• **Aim of the task**
Scan the data below for the string "JSON". Show every line where it turns up.

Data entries
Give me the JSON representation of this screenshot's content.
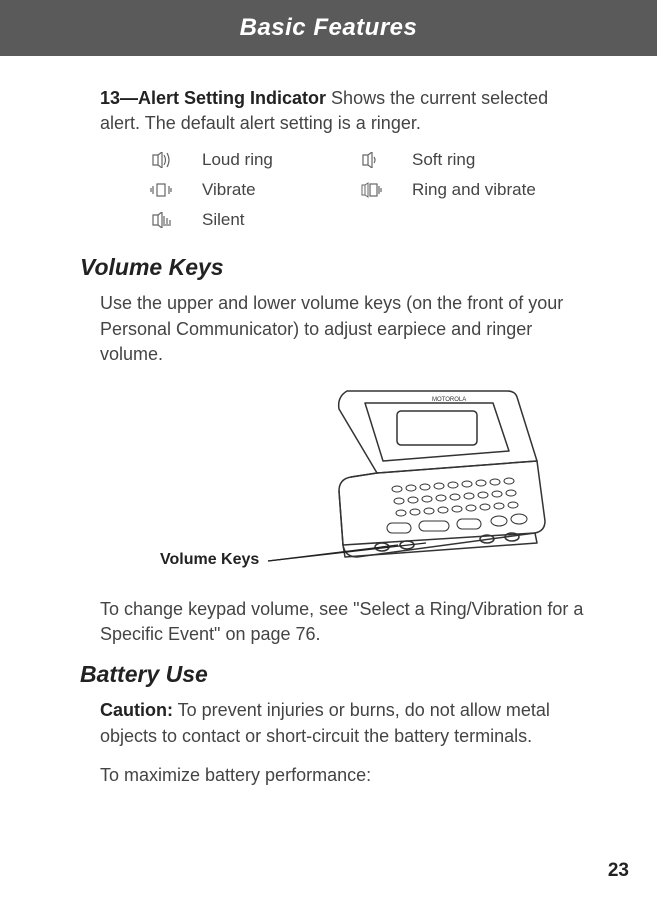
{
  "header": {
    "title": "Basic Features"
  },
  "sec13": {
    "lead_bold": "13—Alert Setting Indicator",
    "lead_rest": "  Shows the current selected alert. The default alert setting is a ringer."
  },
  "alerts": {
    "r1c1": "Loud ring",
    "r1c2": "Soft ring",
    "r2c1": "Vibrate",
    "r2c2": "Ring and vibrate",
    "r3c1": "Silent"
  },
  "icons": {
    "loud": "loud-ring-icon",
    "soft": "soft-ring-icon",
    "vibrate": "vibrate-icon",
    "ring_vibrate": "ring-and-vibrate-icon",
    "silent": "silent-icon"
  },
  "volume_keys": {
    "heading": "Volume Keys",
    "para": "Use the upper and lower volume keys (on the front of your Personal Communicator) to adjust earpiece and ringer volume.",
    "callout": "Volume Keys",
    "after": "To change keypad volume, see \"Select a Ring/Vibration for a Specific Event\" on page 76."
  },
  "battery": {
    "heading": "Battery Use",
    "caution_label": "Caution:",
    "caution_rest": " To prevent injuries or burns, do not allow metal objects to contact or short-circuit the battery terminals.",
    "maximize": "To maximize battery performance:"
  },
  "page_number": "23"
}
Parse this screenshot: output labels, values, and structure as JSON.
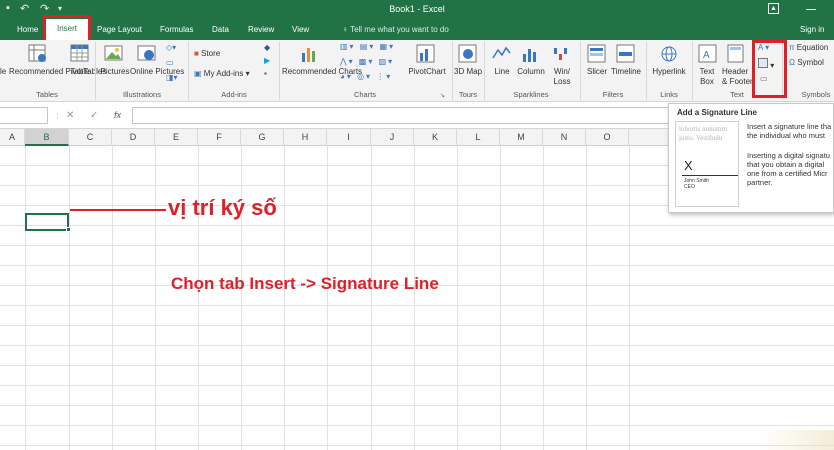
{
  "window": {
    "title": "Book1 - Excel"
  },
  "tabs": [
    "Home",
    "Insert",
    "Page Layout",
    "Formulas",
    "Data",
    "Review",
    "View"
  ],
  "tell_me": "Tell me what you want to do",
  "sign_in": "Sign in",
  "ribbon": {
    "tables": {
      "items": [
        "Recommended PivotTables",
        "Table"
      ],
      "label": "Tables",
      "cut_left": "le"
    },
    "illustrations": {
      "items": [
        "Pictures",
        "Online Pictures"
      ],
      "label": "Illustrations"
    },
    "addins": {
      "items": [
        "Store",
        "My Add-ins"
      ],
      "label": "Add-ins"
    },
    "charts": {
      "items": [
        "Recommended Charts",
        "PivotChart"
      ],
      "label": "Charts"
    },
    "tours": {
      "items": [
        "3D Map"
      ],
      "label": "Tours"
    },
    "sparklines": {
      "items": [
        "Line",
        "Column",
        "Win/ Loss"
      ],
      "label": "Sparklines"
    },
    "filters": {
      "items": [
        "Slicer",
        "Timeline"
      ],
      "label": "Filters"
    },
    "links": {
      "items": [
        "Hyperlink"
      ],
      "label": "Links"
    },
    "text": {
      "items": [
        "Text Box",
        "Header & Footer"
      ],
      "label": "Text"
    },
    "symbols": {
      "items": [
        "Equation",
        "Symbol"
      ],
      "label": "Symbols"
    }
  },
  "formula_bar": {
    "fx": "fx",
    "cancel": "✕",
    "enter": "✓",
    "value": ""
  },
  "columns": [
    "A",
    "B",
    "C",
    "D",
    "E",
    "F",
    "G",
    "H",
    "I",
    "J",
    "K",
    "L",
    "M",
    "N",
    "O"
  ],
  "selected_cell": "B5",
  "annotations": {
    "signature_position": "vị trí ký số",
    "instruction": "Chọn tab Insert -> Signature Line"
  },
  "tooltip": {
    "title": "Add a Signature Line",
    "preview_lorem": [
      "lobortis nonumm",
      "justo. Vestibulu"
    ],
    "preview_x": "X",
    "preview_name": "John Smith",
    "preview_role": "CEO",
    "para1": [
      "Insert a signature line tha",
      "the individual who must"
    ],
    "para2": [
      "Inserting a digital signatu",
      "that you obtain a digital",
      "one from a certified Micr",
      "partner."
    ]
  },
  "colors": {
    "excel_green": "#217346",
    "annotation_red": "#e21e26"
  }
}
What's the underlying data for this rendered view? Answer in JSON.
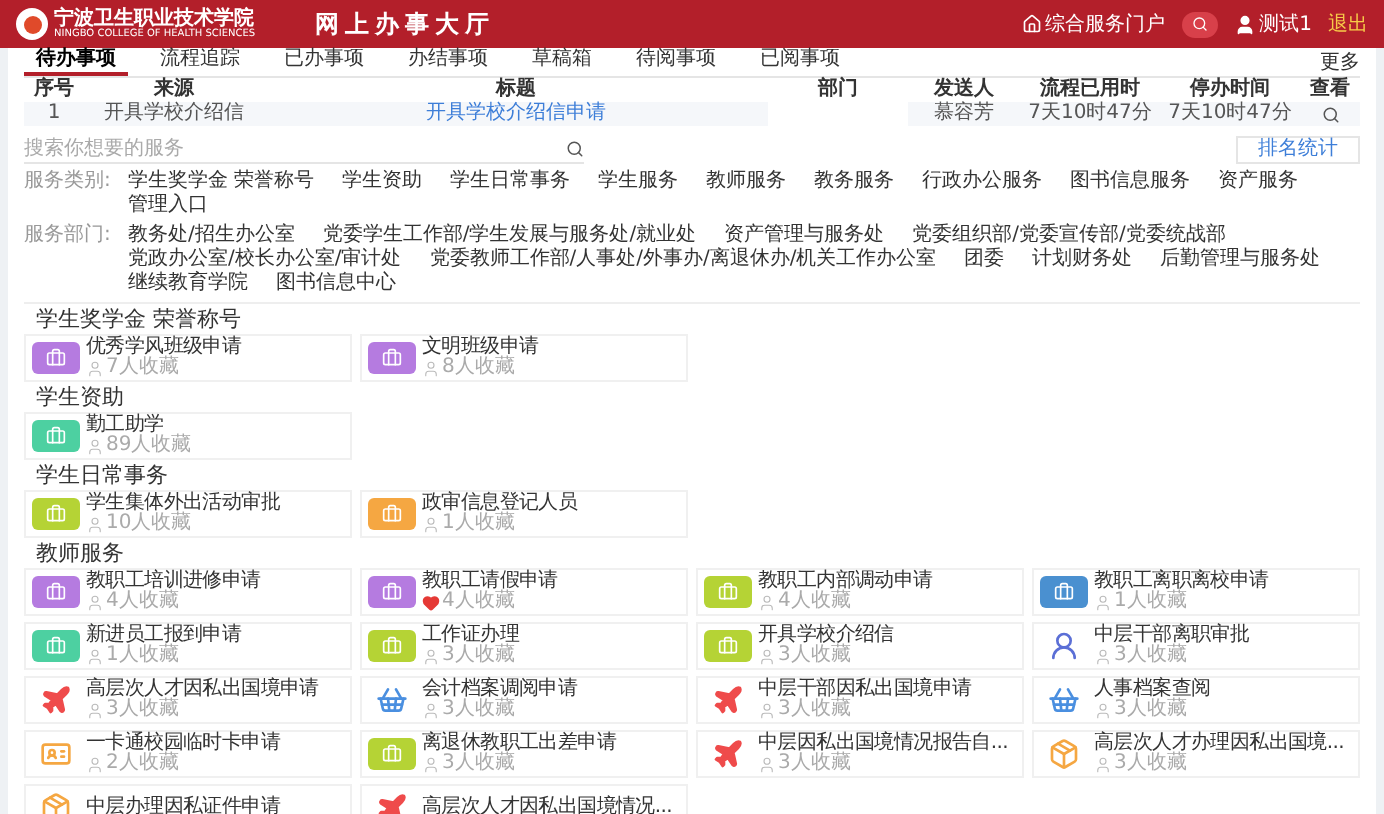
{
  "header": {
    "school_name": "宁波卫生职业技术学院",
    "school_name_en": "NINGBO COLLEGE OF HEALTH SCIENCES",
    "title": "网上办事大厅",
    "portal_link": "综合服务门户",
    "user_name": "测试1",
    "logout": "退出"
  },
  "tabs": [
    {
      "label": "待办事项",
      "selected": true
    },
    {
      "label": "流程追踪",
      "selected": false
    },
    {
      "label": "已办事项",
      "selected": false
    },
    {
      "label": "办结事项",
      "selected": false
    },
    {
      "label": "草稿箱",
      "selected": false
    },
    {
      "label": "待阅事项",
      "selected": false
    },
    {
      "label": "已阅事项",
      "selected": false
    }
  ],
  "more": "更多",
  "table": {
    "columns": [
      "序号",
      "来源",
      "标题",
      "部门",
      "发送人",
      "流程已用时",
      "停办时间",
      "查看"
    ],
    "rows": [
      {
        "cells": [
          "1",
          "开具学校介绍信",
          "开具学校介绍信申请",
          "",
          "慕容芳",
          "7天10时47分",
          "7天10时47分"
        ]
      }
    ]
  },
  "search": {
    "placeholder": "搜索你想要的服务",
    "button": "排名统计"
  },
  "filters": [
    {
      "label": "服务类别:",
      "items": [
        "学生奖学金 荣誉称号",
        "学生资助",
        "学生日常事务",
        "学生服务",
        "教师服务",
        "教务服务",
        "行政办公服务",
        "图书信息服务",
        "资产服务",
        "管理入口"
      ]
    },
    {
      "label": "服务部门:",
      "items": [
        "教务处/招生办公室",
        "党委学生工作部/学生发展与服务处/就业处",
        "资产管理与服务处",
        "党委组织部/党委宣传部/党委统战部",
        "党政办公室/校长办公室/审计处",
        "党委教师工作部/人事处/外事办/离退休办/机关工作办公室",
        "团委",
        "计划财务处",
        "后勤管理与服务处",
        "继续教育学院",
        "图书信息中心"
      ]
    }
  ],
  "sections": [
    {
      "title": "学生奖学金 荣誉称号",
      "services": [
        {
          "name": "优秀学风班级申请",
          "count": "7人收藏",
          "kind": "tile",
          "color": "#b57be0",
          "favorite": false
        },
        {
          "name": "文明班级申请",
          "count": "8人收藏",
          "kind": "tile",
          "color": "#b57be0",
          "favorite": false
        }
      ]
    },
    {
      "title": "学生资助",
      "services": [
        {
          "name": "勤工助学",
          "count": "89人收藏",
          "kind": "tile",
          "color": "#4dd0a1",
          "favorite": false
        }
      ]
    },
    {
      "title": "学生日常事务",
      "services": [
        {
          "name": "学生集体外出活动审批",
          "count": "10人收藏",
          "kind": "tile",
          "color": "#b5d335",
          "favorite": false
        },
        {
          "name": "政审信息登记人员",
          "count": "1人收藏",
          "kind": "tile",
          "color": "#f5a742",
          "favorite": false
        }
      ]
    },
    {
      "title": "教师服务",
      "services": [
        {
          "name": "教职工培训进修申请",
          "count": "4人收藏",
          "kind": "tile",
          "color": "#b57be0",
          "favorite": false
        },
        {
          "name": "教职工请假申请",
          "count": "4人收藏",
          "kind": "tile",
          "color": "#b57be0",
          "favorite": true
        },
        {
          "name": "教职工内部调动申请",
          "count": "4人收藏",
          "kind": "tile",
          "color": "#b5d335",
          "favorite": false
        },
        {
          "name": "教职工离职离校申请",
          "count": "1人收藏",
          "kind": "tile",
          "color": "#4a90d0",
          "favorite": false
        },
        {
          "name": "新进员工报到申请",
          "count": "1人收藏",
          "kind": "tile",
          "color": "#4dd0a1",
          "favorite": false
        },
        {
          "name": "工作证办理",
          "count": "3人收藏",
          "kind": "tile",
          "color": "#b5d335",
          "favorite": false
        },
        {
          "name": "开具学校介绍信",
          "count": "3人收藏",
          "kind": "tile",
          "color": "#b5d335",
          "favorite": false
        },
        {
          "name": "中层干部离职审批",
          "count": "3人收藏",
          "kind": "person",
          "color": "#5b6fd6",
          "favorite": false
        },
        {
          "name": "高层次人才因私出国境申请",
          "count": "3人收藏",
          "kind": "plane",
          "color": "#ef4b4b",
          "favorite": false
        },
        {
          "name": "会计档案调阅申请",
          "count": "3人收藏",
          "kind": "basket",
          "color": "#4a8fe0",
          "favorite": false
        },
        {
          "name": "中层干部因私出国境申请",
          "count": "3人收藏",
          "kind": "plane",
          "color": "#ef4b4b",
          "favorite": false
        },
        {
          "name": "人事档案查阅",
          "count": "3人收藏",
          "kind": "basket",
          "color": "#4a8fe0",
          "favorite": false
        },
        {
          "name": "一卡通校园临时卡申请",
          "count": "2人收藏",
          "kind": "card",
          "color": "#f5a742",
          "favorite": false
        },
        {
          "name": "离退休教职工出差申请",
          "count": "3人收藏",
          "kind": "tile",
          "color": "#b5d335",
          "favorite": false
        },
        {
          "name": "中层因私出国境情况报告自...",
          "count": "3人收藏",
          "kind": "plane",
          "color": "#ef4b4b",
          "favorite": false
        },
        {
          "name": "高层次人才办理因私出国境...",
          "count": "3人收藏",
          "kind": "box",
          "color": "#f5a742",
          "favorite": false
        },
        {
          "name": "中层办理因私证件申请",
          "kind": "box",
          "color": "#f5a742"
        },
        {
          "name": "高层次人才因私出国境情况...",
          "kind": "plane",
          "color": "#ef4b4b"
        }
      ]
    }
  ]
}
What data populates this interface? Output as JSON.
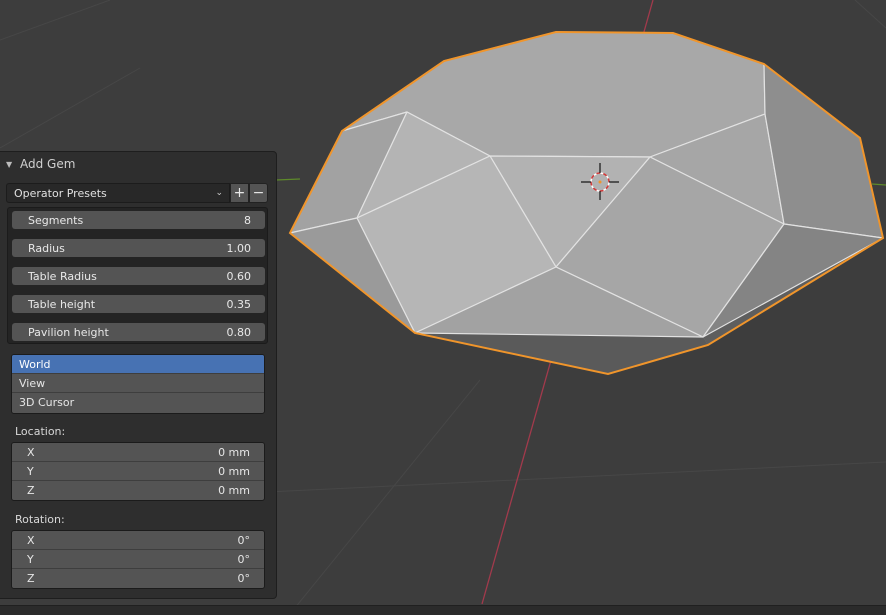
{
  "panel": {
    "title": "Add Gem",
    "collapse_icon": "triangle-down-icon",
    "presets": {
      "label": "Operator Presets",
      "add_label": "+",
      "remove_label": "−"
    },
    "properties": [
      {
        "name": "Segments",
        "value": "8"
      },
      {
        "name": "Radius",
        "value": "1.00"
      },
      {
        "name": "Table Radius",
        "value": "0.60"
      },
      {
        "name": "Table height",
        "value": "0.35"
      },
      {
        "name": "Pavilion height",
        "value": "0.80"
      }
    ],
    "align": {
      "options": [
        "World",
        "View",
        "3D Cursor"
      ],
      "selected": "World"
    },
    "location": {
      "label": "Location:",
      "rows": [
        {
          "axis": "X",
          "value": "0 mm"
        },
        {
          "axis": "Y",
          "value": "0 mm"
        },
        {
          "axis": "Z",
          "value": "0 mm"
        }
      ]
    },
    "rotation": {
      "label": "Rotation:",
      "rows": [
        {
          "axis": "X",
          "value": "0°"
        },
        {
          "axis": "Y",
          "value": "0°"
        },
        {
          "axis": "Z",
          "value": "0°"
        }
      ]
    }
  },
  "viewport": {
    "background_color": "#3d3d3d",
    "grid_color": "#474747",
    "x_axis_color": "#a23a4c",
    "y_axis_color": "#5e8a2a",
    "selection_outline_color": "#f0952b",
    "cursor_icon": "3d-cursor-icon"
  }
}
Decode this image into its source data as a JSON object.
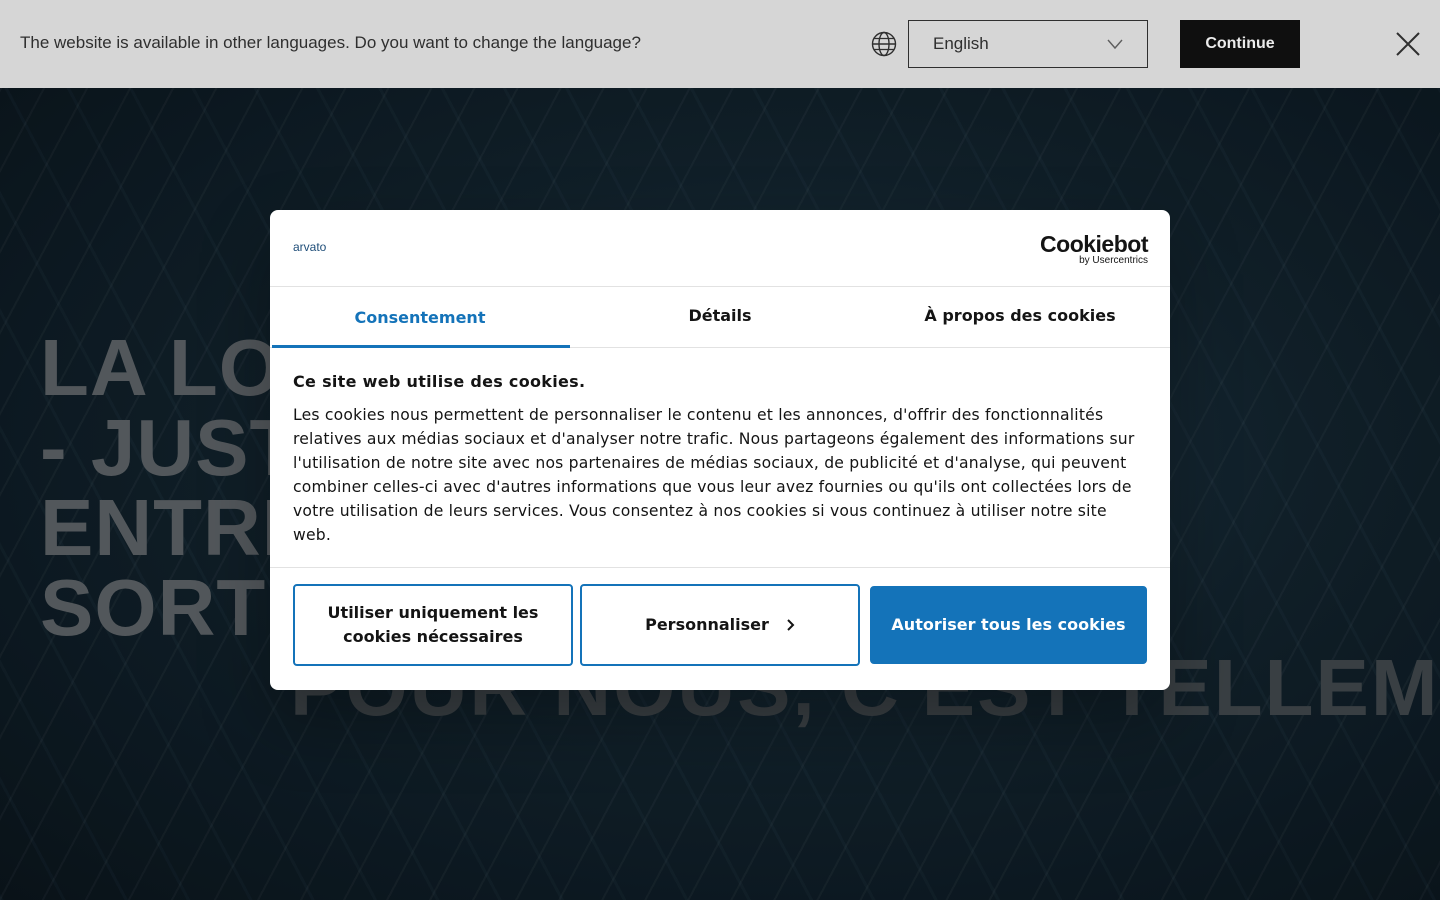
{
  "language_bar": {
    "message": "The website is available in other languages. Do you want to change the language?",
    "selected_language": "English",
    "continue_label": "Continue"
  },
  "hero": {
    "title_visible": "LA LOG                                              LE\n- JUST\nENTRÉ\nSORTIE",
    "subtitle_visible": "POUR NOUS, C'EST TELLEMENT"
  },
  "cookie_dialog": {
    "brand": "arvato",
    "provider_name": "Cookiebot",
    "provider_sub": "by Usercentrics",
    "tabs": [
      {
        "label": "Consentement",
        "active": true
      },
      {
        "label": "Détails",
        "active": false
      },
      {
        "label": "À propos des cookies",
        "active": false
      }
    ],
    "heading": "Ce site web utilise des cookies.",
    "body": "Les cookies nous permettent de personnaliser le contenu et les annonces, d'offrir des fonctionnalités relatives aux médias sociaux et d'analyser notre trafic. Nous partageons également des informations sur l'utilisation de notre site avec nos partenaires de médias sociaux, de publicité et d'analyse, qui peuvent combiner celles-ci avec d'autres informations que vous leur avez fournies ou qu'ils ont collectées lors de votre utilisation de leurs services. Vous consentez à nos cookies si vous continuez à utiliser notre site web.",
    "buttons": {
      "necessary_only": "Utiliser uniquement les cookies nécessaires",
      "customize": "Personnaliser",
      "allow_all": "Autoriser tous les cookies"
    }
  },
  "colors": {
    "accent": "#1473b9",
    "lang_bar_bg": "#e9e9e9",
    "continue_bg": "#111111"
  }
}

• **Task solution**
Give me the JSON representation of this screenshot's content.
Parse this screenshot: output labels, values, and structure as JSON.
What's the underlying data for this rendered view? Answer in JSON.
What data populates this interface? Output as JSON.
Decode this image into its source data as a JSON object.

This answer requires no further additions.